> _Directive_: Transcribe the data in full and exactly, omitting any pictures.

> _Record list_:
....................

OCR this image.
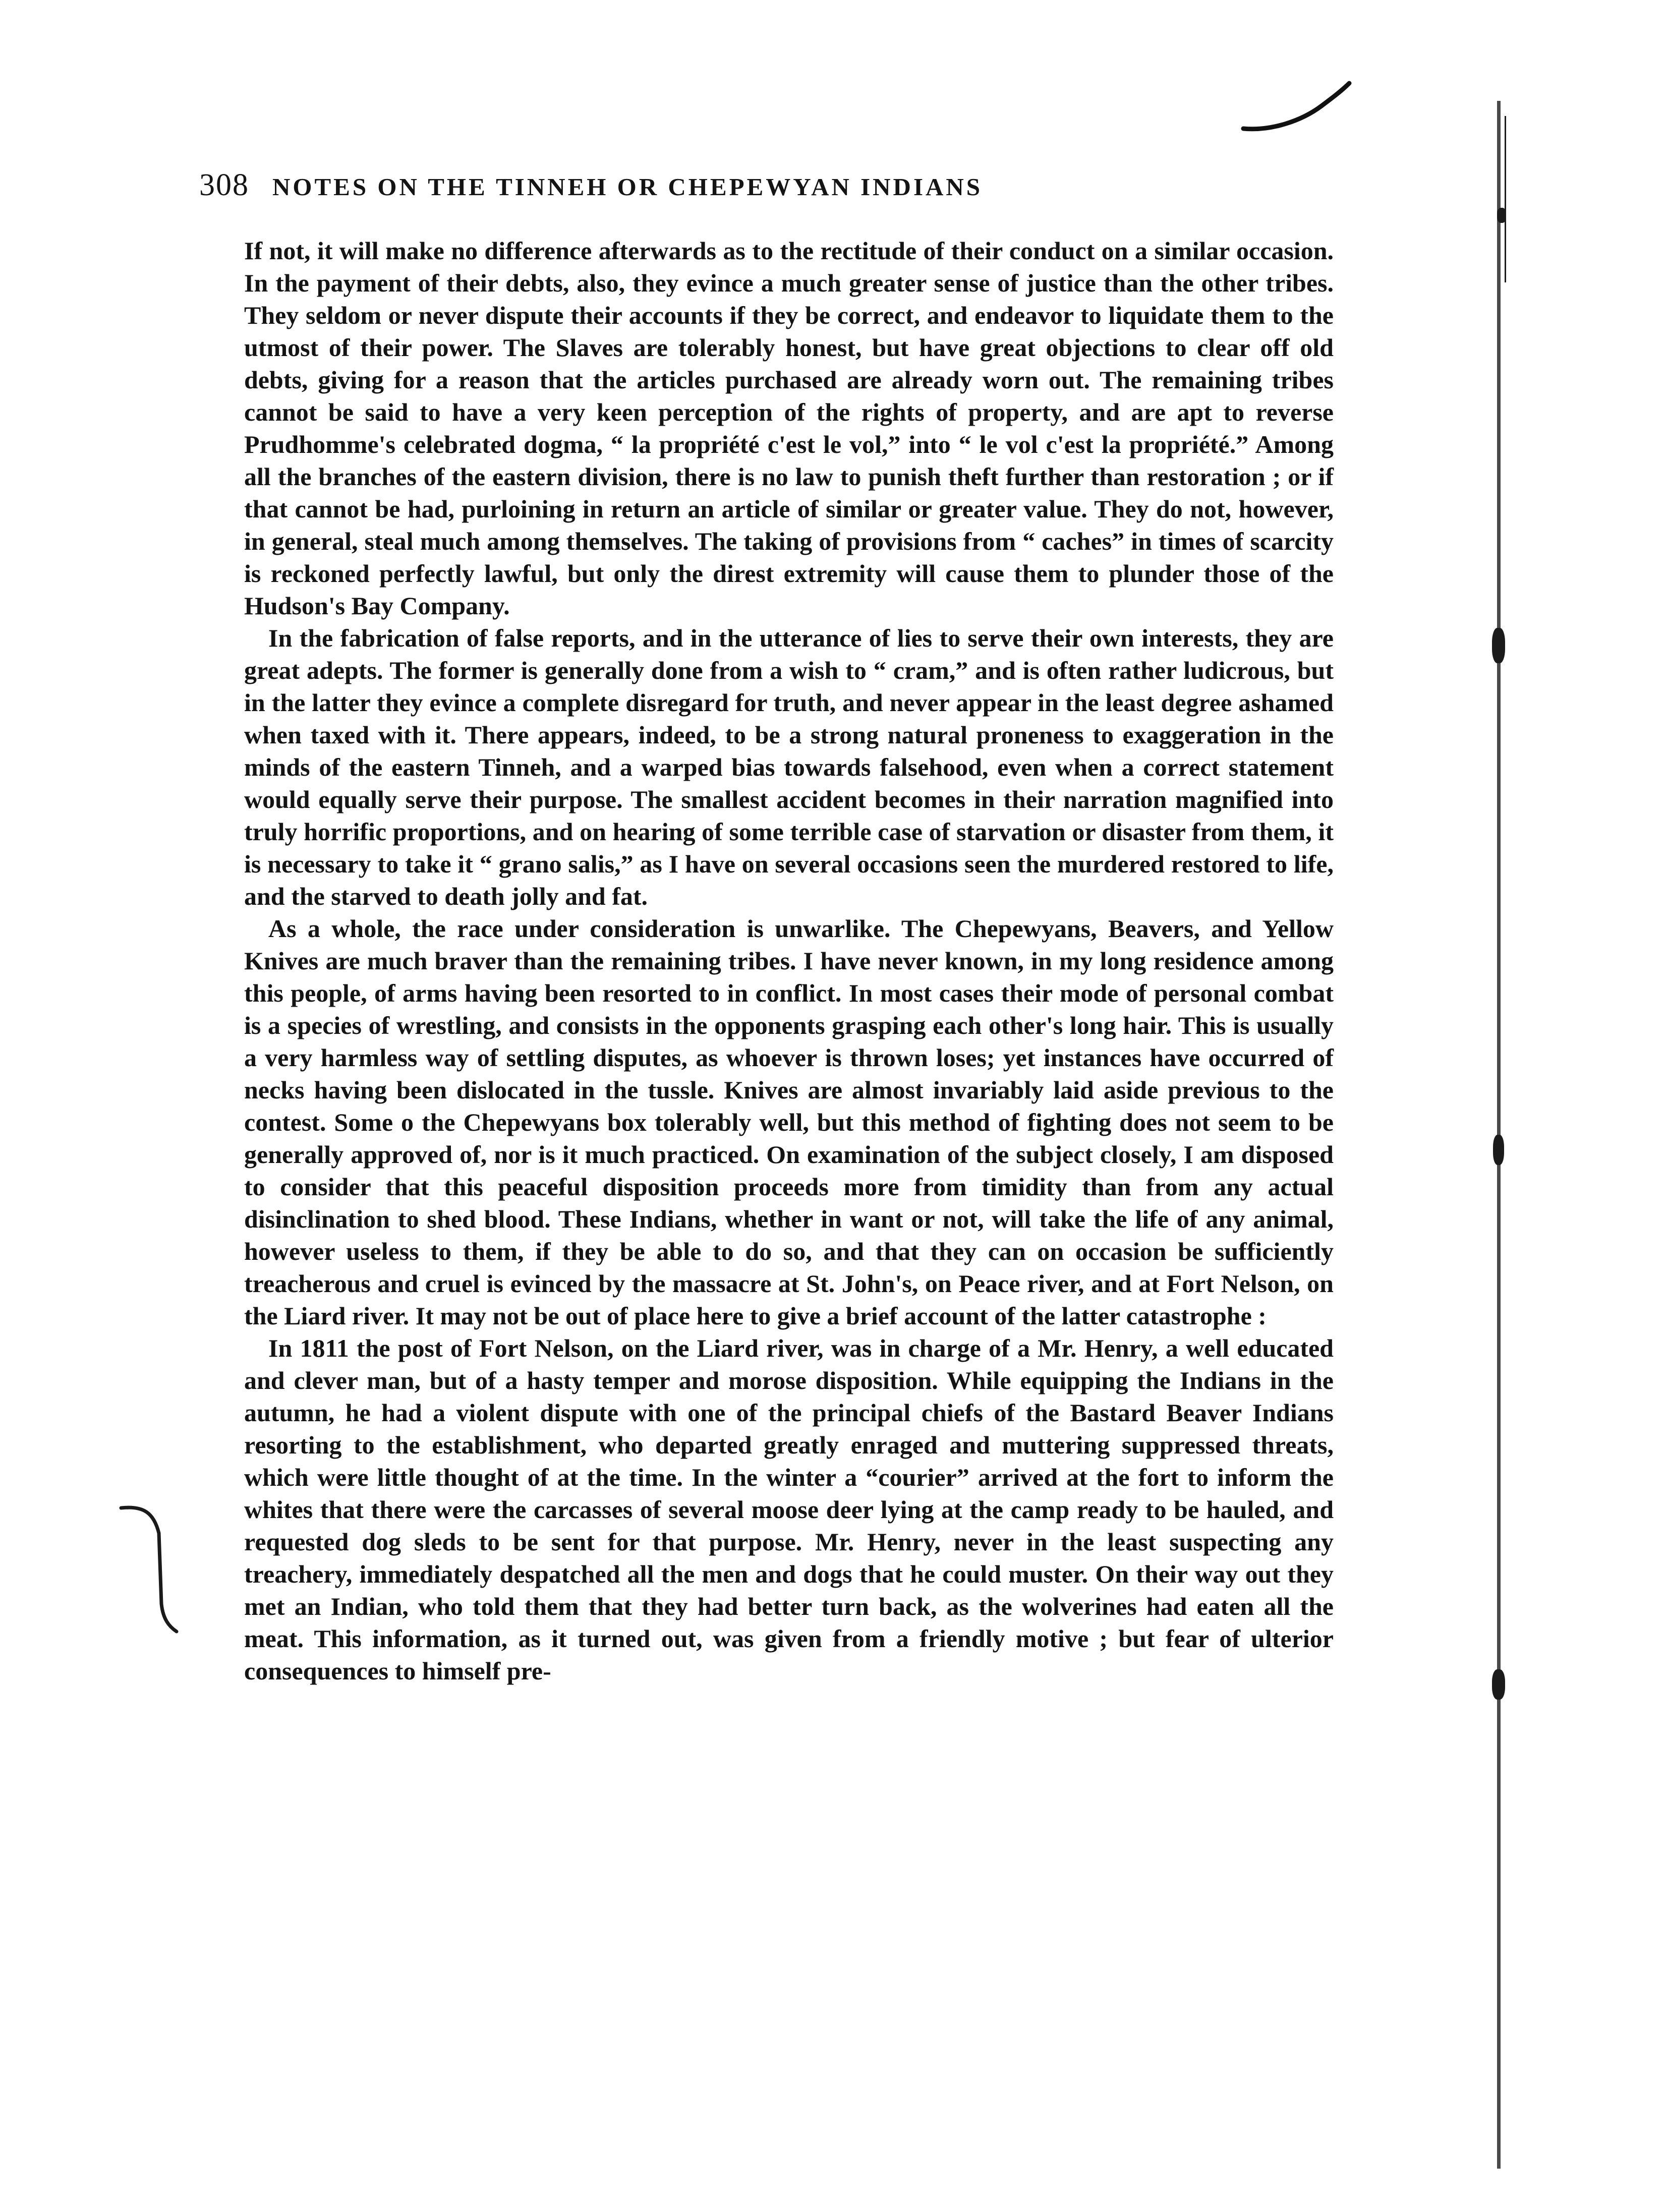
308 NOTES ON THE TINNEH OR CHEPEWYAN INDIANS

If not, it will make no difference afterwards as to the rectitude of their conduct on a similar occasion. In the payment of their debts, also, they evince a much greater sense of justice than the other tribes. They seldom or never dispute their accounts if they be correct, and endeavor to liquidate them to the utmost of their power. The Slaves are tolerably honest, but have great objections to clear off old debts, giving for a reason that the articles purchased are already worn out. The remaining tribes cannot be said to have a very keen perception of the rights of property, and are apt to reverse Prudhomme's celebrated dogma, “ la propriété c'est le vol,” into “ le vol c'est la propriété.” Among all the branches of the eastern division, there is no law to punish theft further than restoration ; or if that cannot be had, purloining in return an article of similar or greater value. They do not, however, in general, steal much among themselves. The taking of provisions from “ caches” in times of scarcity is reckoned perfectly lawful, but only the direst extremity will cause them to plunder those of the Hudson's Bay Company.

In the fabrication of false reports, and in the utterance of lies to serve their own interests, they are great adepts. The former is generally done from a wish to “ cram,” and is often rather ludicrous, but in the latter they evince a complete disregard for truth, and never appear in the least degree ashamed when taxed with it. There appears, indeed, to be a strong natural proneness to exaggeration in the minds of the eastern Tinneh, and a warped bias towards falsehood, even when a correct statement would equally serve their purpose. The smallest accident becomes in their narration magnified into truly horrific proportions, and on hearing of some terrible case of starvation or disaster from them, it is necessary to take it “ grano salis,” as I have on several occasions seen the murdered restored to life, and the starved to death jolly and fat.

As a whole, the race under consideration is unwarlike. The Chepewyans, Beavers, and Yellow Knives are much braver than the remaining tribes. I have never known, in my long residence among this people, of arms having been resorted to in conflict. In most cases their mode of personal combat is a species of wrestling, and consists in the opponents grasping each other's long hair. This is usually a very harmless way of settling disputes, as whoever is thrown loses; yet instances have occurred of necks having been dislocated in the tussle. Knives are almost invariably laid aside previous to the contest. Some o the Chepewyans box tolerably well, but this method of fighting does not seem to be generally approved of, nor is it much practiced. On examination of the subject closely, I am disposed to consider that this peaceful disposition proceeds more from timidity than from any actual disinclination to shed blood. These Indians, whether in want or not, will take the life of any animal, however useless to them, if they be able to do so, and that they can on occasion be sufficiently treacherous and cruel is evinced by the massacre at St. John's, on Peace river, and at Fort Nelson, on the Liard river. It may not be out of place here to give a brief account of the latter catastrophe :

In 1811 the post of Fort Nelson, on the Liard river, was in charge of a Mr. Henry, a well educated and clever man, but of a hasty temper and morose disposition. While equipping the Indians in the autumn, he had a violent dispute with one of the principal chiefs of the Bastard Beaver Indians resorting to the establishment, who departed greatly enraged and muttering suppressed threats, which were little thought of at the time. In the winter a “courier” arrived at the fort to inform the whites that there were the carcasses of several moose deer lying at the camp ready to be hauled, and requested dog sleds to be sent for that purpose. Mr. Henry, never in the least suspecting any treachery, immediately despatched all the men and dogs that he could muster. On their way out they met an Indian, who told them that they had better turn back, as the wolverines had eaten all the meat. This information, as it turned out, was given from a friendly motive ; but fear of ulterior consequences to himself pre-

....................

> _Correct output_:
OCR this image.
308 NOTES ON THE TINNEH OR CHEPEWYAN INDIANS

If not, it will make no difference afterwards as to the rectitude of their conduct on a similar occasion. In the payment of their debts, also, they evince a much greater sense of justice than the other tribes. They seldom or never dispute their accounts if they be correct, and endeavor to liquidate them to the utmost of their power. The Slaves are tolerably honest, but have great objections to clear off old debts, giving for a reason that the articles purchased are already worn out. The remaining tribes cannot be said to have a very keen perception of the rights of property, and are apt to reverse Prudhomme's celebrated dogma, “ la propriété c'est le vol,” into “ le vol c'est la propriété.” Among all the branches of the eastern division, there is no law to punish theft further than restoration ; or if that cannot be had, purloining in return an article of similar or greater value. They do not, however, in general, steal much among themselves. The taking of provisions from “ caches” in times of scarcity is reckoned perfectly lawful, but only the direst extremity will cause them to plunder those of the Hudson's Bay Company.

In the fabrication of false reports, and in the utterance of lies to serve their own interests, they are great adepts. The former is generally done from a wish to “ cram,” and is often rather ludicrous, but in the latter they evince a complete disregard for truth, and never appear in the least degree ashamed when taxed with it. There appears, indeed, to be a strong natural proneness to exaggeration in the minds of the eastern Tinneh, and a warped bias towards falsehood, even when a correct statement would equally serve their purpose. The smallest accident becomes in their narration magnified into truly horrific proportions, and on hearing of some terrible case of starvation or disaster from them, it is necessary to take it “ grano salis,” as I have on several occasions seen the murdered restored to life, and the starved to death jolly and fat.

As a whole, the race under consideration is unwarlike. The Chepewyans, Beavers, and Yellow Knives are much braver than the remaining tribes. I have never known, in my long residence among this people, of arms having been resorted to in conflict. In most cases their mode of personal combat is a species of wrestling, and consists in the opponents grasping each other's long hair. This is usually a very harmless way of settling disputes, as whoever is thrown loses; yet instances have occurred of necks having been dislocated in the tussle. Knives are almost invariably laid aside previous to the contest. Some o the Chepewyans box tolerably well, but this method of fighting does not seem to be generally approved of, nor is it much practiced. On examination of the subject closely, I am disposed to consider that this peaceful disposition proceeds more from timidity than from any actual disinclination to shed blood. These Indians, whether in want or not, will take the life of any animal, however useless to them, if they be able to do so, and that they can on occasion be sufficiently treacherous and cruel is evinced by the massacre at St. John's, on Peace river, and at Fort Nelson, on the Liard river. It may not be out of place here to give a brief account of the latter catastrophe :

In 1811 the post of Fort Nelson, on the Liard river, was in charge of a Mr. Henry, a well educated and clever man, but of a hasty temper and morose disposition. While equipping the Indians in the autumn, he had a violent dispute with one of the principal chiefs of the Bastard Beaver Indians resorting to the establishment, who departed greatly enraged and muttering suppressed threats, which were little thought of at the time. In the winter a “courier” arrived at the fort to inform the whites that there were the carcasses of several moose deer lying at the camp ready to be hauled, and requested dog sleds to be sent for that purpose. Mr. Henry, never in the least suspecting any treachery, immediately despatched all the men and dogs that he could muster. On their way out they met an Indian, who told them that they had better turn back, as the wolverines had eaten all the meat. This information, as it turned out, was given from a friendly motive ; but fear of ulterior consequences to himself pre-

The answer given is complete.